INSTRUCTIONS TO FOLLOW. Restate the data below word for word, leaving nothing out.

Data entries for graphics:

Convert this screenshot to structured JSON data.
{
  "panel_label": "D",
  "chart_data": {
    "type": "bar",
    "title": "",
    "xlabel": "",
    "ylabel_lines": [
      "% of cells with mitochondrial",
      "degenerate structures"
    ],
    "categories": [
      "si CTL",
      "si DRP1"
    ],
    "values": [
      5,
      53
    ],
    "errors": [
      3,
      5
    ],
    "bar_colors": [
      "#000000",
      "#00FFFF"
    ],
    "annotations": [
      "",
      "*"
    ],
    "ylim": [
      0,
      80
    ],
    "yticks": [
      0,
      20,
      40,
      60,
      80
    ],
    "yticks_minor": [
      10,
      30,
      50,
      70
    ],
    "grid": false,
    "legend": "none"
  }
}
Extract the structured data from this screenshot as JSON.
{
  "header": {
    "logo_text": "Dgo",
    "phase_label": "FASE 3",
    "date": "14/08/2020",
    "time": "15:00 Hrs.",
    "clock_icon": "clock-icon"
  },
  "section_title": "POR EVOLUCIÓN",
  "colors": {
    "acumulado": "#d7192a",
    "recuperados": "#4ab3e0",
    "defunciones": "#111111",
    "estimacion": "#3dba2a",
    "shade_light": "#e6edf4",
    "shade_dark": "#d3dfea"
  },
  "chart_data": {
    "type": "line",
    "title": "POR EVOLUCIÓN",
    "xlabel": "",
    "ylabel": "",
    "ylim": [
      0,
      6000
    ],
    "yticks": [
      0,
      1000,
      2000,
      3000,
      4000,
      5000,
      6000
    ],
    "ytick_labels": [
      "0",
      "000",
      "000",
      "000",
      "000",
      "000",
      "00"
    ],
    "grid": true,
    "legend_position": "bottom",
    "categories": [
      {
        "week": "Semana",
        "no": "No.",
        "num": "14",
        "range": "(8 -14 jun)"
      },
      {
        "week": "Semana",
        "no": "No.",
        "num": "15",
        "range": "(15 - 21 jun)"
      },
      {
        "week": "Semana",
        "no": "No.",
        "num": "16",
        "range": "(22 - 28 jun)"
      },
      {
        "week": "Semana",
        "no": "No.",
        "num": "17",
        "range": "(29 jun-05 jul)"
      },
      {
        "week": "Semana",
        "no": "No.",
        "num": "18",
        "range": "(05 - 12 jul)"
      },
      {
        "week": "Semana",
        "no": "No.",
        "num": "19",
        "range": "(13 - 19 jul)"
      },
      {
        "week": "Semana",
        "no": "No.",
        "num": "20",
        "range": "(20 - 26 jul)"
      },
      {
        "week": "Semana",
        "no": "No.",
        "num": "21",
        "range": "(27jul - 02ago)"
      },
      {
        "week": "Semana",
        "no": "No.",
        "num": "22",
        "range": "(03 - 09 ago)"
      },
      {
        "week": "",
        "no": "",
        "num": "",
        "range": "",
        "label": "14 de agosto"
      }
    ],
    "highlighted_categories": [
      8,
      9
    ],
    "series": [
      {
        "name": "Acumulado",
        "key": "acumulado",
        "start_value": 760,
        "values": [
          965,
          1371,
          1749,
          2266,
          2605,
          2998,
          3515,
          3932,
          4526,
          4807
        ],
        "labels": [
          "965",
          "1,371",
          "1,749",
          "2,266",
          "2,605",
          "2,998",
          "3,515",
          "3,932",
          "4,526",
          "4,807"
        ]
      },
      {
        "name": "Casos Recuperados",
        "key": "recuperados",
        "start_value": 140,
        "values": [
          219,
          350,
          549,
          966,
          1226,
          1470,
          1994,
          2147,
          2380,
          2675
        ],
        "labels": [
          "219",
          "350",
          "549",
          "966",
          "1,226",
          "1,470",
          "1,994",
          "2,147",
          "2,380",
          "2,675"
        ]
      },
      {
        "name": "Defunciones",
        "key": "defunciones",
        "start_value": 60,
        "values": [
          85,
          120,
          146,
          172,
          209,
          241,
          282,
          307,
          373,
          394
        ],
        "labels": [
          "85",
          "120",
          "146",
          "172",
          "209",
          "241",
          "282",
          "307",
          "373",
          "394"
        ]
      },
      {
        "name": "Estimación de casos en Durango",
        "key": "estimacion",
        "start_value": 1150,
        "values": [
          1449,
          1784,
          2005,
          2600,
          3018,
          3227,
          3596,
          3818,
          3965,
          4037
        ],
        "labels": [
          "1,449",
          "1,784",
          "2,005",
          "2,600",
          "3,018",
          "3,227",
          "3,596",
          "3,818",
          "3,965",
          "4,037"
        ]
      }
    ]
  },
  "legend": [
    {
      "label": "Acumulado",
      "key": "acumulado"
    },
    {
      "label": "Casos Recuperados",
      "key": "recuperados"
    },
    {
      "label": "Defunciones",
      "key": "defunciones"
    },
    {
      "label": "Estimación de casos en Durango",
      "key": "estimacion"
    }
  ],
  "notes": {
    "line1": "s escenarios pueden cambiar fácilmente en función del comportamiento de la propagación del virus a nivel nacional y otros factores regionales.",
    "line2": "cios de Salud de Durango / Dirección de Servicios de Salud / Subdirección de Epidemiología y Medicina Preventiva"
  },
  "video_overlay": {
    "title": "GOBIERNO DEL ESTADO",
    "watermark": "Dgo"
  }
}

RESPONSE BOX.
Convert this screenshot to structured JSON data.
{
  "panel_label": "D",
  "chart_data": {
    "type": "bar",
    "title": "",
    "xlabel": "",
    "ylabel_lines": [
      "% of cells with mitochondrial",
      "degenerate structures"
    ],
    "categories": [
      "si CTL",
      "si DRP1"
    ],
    "values": [
      5,
      53
    ],
    "errors": [
      3,
      5
    ],
    "bar_colors": [
      "#000000",
      "#00FFFF"
    ],
    "annotations": [
      "",
      "*"
    ],
    "ylim": [
      0,
      80
    ],
    "yticks": [
      0,
      20,
      40,
      60,
      80
    ],
    "yticks_minor": [
      10,
      30,
      50,
      70
    ],
    "grid": false,
    "legend": "none"
  }
}
Extract the structured data from this screenshot as JSON.
{
  "header": {
    "logo_text": "Dgo",
    "phase_label": "FASE 3",
    "date": "14/08/2020",
    "time": "15:00 Hrs.",
    "clock_icon": "clock-icon"
  },
  "section_title": "POR EVOLUCIÓN",
  "colors": {
    "acumulado": "#d7192a",
    "recuperados": "#4ab3e0",
    "defunciones": "#111111",
    "estimacion": "#3dba2a",
    "shade_light": "#e6edf4",
    "shade_dark": "#d3dfea"
  },
  "chart_data": {
    "type": "line",
    "title": "POR EVOLUCIÓN",
    "xlabel": "",
    "ylabel": "",
    "ylim": [
      0,
      6000
    ],
    "yticks": [
      0,
      1000,
      2000,
      3000,
      4000,
      5000,
      6000
    ],
    "ytick_labels": [
      "0",
      "000",
      "000",
      "000",
      "000",
      "000",
      "00"
    ],
    "grid": true,
    "legend_position": "bottom",
    "categories": [
      {
        "week": "Semana",
        "no": "No.",
        "num": "14",
        "range": "(8 -14 jun)"
      },
      {
        "week": "Semana",
        "no": "No.",
        "num": "15",
        "range": "(15 - 21 jun)"
      },
      {
        "week": "Semana",
        "no": "No.",
        "num": "16",
        "range": "(22 - 28 jun)"
      },
      {
        "week": "Semana",
        "no": "No.",
        "num": "17",
        "range": "(29 jun-05 jul)"
      },
      {
        "week": "Semana",
        "no": "No.",
        "num": "18",
        "range": "(05 - 12 jul)"
      },
      {
        "week": "Semana",
        "no": "No.",
        "num": "19",
        "range": "(13 - 19 jul)"
      },
      {
        "week": "Semana",
        "no": "No.",
        "num": "20",
        "range": "(20 - 26 jul)"
      },
      {
        "week": "Semana",
        "no": "No.",
        "num": "21",
        "range": "(27jul - 02ago)"
      },
      {
        "week": "Semana",
        "no": "No.",
        "num": "22",
        "range": "(03 - 09 ago)"
      },
      {
        "week": "",
        "no": "",
        "num": "",
        "range": "",
        "label": "14 de agosto"
      }
    ],
    "highlighted_categories": [
      8,
      9
    ],
    "series": [
      {
        "name": "Acumulado",
        "key": "acumulado",
        "start_value": 760,
        "values": [
          965,
          1371,
          1749,
          2266,
          2605,
          2998,
          3515,
          3932,
          4526,
          4807
        ],
        "labels": [
          "965",
          "1,371",
          "1,749",
          "2,266",
          "2,605",
          "2,998",
          "3,515",
          "3,932",
          "4,526",
          "4,807"
        ]
      },
      {
        "name": "Casos Recuperados",
        "key": "recuperados",
        "start_value": 140,
        "values": [
          219,
          350,
          549,
          966,
          1226,
          1470,
          1994,
          2147,
          2380,
          2675
        ],
        "labels": [
          "219",
          "350",
          "549",
          "966",
          "1,226",
          "1,470",
          "1,994",
          "2,147",
          "2,380",
          "2,675"
        ]
      },
      {
        "name": "Defunciones",
        "key": "defunciones",
        "start_value": 60,
        "values": [
          85,
          120,
          146,
          172,
          209,
          241,
          282,
          307,
          373,
          394
        ],
        "labels": [
          "85",
          "120",
          "146",
          "172",
          "209",
          "241",
          "282",
          "307",
          "373",
          "394"
        ]
      },
      {
        "name": "Estimación de casos en Durango",
        "key": "estimacion",
        "start_value": 1150,
        "values": [
          1449,
          1784,
          2005,
          2600,
          3018,
          3227,
          3596,
          3818,
          3965,
          4037
        ],
        "labels": [
          "1,449",
          "1,784",
          "2,005",
          "2,600",
          "3,018",
          "3,227",
          "3,596",
          "3,818",
          "3,965",
          "4,037"
        ]
      }
    ]
  },
  "legend": [
    {
      "label": "Acumulado",
      "key": "acumulado"
    },
    {
      "label": "Casos Recuperados",
      "key": "recuperados"
    },
    {
      "label": "Defunciones",
      "key": "defunciones"
    },
    {
      "label": "Estimación de casos en Durango",
      "key": "estimacion"
    }
  ],
  "notes": {
    "line1": "s escenarios pueden cambiar fácilmente en función del comportamiento de la propagación del virus a nivel nacional y otros factores regionales.",
    "line2": "cios de Salud de Durango / Dirección de Servicios de Salud / Subdirección de Epidemiología y Medicina Preventiva"
  },
  "video_overlay": {
    "title": "GOBIERNO DEL ESTADO",
    "watermark": "Dgo"
  }
}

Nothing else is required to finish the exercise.